■ **WHAT IS REQUIRED**: Scan the listing that follows and report how many lines contain "data". Write the number alone.
- - -
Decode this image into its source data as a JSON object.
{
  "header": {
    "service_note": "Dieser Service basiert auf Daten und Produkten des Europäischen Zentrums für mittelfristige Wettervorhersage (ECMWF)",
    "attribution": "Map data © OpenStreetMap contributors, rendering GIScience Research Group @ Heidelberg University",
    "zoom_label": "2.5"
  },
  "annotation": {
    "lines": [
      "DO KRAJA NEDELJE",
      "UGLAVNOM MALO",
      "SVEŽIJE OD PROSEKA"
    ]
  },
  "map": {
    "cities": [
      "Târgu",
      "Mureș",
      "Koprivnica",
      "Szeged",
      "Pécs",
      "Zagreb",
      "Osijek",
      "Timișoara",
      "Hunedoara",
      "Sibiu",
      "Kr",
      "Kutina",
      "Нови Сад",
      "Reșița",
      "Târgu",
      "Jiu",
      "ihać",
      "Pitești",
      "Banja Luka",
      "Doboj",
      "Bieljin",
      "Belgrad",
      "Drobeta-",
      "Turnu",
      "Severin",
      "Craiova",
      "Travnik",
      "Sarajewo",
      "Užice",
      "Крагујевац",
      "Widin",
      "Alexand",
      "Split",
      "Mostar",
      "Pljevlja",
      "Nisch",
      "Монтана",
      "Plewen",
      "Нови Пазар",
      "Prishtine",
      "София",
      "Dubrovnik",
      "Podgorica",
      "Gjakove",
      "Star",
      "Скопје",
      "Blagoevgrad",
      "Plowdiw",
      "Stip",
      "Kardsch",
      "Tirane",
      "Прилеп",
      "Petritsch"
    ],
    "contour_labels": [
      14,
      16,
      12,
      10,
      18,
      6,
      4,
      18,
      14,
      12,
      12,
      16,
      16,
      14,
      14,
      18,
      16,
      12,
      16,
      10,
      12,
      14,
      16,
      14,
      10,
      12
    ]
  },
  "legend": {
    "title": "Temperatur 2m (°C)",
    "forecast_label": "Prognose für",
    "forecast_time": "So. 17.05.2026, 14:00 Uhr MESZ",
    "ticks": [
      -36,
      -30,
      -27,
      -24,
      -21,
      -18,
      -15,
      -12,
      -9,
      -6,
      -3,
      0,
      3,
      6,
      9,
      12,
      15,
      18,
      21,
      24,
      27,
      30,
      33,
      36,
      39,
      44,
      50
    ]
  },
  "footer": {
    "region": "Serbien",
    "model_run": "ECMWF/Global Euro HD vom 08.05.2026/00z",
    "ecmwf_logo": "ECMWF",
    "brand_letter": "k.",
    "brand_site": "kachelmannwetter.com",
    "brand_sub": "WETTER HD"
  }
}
- - -
■ **ANSWER TO THE PROBLEM**: 2